• **Directive**
From the entries that follow, gather each line holding the word "года".

** start Data extract **

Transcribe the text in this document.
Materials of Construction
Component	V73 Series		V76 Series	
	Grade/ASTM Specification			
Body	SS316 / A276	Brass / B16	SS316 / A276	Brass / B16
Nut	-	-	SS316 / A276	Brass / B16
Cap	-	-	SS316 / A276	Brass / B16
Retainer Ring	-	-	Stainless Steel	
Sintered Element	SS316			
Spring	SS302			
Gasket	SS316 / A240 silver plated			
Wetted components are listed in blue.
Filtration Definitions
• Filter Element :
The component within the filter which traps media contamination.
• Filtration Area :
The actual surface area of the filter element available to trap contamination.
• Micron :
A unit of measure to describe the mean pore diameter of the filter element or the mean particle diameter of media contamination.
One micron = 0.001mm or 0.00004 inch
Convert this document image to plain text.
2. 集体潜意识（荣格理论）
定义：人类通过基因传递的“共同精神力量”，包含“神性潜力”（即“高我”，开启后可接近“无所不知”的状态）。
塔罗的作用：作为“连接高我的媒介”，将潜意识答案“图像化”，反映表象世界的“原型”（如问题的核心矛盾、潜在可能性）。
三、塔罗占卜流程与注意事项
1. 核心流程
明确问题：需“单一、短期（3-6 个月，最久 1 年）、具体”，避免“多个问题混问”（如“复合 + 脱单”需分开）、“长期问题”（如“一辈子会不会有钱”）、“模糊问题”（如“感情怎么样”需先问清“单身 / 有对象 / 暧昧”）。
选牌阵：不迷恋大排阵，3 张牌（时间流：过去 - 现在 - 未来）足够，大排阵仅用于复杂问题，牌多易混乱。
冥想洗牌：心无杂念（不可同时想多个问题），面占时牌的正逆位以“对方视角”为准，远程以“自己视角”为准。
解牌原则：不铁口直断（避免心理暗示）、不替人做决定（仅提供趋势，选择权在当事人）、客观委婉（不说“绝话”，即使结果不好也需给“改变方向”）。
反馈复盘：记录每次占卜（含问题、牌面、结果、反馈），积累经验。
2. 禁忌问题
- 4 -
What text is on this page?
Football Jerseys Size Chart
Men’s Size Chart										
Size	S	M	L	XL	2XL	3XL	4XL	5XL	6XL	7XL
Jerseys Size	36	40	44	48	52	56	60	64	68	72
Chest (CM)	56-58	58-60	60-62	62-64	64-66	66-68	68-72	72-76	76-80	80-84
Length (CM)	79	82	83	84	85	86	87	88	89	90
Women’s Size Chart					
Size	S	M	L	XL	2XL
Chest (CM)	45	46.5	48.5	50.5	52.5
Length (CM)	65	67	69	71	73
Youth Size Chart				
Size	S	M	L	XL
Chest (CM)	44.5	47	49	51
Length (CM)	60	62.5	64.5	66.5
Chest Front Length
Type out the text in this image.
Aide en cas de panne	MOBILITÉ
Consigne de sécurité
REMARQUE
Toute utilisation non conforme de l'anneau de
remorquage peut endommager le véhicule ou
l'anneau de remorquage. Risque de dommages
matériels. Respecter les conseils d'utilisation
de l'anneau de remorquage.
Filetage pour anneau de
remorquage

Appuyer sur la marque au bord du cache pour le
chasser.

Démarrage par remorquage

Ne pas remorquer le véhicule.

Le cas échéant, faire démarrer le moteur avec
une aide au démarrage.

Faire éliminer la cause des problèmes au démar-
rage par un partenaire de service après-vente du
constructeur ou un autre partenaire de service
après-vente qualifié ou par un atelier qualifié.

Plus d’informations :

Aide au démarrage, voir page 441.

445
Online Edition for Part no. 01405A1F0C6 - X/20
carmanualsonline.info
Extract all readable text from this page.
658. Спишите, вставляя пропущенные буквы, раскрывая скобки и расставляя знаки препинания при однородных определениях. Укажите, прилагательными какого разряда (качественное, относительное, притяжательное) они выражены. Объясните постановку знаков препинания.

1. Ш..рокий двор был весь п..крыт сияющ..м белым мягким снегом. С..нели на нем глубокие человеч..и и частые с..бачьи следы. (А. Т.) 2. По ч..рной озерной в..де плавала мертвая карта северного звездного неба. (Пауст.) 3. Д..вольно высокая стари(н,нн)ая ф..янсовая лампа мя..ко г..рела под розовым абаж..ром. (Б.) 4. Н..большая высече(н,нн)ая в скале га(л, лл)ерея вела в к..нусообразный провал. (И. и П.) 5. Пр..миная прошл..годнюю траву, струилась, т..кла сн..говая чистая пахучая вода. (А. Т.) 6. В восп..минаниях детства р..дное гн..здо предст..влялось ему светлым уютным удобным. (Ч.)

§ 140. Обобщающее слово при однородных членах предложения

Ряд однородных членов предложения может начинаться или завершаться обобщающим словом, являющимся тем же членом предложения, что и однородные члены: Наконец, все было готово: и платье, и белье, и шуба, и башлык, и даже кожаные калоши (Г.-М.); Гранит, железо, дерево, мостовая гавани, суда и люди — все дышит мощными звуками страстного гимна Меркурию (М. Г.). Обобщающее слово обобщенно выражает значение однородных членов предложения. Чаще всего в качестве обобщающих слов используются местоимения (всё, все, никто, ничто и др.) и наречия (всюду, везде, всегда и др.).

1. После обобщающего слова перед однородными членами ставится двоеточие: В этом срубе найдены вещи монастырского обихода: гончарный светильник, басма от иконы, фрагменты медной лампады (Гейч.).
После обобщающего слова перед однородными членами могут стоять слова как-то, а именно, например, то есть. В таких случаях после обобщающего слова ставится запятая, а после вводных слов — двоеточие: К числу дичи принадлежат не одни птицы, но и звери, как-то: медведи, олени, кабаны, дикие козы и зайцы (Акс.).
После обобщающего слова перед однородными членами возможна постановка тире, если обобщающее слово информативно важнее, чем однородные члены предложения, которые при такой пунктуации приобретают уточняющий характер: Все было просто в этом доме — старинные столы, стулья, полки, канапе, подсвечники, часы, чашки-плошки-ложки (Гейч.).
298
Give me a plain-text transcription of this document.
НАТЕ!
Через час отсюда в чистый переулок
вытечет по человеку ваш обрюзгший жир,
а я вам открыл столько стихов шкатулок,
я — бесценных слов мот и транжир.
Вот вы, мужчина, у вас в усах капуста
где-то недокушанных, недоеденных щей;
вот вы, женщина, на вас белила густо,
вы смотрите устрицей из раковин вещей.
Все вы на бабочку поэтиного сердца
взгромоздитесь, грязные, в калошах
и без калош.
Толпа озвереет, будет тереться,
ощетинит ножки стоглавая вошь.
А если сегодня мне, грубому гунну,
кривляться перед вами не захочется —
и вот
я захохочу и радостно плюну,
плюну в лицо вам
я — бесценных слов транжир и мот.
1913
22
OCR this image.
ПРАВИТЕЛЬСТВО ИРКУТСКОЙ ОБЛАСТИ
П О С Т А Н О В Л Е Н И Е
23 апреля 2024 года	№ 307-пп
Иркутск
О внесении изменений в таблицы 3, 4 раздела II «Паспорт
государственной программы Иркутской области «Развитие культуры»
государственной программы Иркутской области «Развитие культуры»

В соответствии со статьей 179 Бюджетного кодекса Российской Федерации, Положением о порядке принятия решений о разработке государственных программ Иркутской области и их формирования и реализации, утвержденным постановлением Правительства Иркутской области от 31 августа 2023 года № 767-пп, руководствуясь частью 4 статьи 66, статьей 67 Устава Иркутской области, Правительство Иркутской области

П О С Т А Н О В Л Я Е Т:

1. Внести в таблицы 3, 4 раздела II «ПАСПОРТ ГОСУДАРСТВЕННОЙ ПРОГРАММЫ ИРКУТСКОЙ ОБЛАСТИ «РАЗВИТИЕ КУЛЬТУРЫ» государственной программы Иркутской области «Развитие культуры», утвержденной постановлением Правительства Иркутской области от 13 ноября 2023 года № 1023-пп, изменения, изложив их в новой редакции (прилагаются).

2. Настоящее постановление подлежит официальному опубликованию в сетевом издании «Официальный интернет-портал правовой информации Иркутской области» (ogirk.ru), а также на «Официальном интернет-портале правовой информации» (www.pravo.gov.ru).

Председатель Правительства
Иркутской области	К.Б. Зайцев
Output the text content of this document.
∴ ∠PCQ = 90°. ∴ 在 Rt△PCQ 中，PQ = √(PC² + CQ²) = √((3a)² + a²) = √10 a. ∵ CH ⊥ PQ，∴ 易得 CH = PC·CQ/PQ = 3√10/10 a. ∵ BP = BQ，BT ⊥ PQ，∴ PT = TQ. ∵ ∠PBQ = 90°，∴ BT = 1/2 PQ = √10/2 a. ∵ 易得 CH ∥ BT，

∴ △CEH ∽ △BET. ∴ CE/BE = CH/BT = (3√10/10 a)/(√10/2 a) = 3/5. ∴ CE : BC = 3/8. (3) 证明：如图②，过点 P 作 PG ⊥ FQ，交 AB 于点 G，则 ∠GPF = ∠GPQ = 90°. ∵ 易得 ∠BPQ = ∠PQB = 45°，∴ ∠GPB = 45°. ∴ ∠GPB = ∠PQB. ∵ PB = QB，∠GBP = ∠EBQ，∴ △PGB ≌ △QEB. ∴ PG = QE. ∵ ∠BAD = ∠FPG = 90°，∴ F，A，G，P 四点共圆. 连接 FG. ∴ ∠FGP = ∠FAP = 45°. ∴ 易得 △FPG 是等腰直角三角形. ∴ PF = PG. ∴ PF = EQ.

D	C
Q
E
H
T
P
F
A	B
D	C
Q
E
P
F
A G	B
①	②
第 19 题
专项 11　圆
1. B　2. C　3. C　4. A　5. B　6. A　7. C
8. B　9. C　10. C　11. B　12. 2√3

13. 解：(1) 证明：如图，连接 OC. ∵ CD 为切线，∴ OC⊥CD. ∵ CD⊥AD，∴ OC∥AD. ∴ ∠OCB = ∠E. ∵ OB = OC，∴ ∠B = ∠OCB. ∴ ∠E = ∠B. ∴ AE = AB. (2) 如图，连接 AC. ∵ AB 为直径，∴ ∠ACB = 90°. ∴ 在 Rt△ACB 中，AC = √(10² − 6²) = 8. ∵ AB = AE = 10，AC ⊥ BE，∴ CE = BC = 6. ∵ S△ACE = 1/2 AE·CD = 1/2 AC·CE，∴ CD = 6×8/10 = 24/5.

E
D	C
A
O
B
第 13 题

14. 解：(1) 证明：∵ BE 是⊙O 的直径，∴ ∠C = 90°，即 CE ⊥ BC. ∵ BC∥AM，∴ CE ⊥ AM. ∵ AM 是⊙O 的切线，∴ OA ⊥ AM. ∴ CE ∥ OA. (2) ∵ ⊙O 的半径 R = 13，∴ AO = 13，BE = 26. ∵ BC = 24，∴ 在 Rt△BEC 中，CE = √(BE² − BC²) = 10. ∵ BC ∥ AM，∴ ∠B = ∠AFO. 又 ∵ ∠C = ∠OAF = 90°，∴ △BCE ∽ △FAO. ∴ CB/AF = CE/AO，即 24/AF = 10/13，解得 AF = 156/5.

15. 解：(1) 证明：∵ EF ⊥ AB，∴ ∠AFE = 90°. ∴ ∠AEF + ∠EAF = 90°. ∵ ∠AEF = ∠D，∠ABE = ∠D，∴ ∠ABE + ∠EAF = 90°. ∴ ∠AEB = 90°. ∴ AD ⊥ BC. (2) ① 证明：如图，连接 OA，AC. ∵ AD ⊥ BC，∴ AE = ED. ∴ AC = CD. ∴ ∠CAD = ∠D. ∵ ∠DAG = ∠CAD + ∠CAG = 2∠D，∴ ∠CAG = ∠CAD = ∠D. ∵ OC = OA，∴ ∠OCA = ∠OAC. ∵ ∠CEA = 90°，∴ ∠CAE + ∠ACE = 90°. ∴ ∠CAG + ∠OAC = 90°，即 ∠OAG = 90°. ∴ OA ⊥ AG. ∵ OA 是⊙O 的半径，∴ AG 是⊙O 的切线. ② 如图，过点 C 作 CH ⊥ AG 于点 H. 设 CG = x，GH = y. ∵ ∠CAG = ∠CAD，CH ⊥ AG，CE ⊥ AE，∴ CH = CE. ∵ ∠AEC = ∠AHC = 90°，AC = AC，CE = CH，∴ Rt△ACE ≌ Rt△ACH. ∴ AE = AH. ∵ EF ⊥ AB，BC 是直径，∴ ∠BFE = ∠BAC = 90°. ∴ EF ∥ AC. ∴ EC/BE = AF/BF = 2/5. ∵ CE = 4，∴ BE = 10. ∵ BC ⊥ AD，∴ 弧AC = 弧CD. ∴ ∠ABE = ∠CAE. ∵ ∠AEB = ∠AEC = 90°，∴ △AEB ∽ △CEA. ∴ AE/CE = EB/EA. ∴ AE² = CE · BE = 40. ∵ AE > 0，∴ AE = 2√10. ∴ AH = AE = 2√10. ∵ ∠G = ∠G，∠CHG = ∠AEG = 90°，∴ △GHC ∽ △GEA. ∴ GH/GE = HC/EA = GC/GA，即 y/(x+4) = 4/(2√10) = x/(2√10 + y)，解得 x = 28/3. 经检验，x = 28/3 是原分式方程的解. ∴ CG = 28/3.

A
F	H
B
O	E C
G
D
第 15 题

** end Data extract **

• **Result of the task**
23 апреля 2024 года	№ 307-пп
В соответствии со статьей 179 Бюджетного кодекса Российской Федерации, Положением о порядке принятия решений о разработке государственных программ Иркутской области и их формирования и реализации, утвержденным постановлением Правительства Иркутской области от 31 августа 2023 года № 767-пп, руководствуясь частью 4 статьи 66, статьей 67 Устава Иркутской области, Правительство Иркутской области
1. Внести в таблицы 3, 4 раздела II «ПАСПОРТ ГОСУДАРСТВЕННОЙ ПРОГРАММЫ ИРКУТСКОЙ ОБЛАСТИ «РАЗВИТИЕ КУЛЬТУРЫ» государственной программы Иркутской области «Развитие культуры», утвержденной постановлением Правительства Иркутской области от 13 ноября 2023 года № 1023-пп, изменения, изложив их в новой редакции (прилагаются).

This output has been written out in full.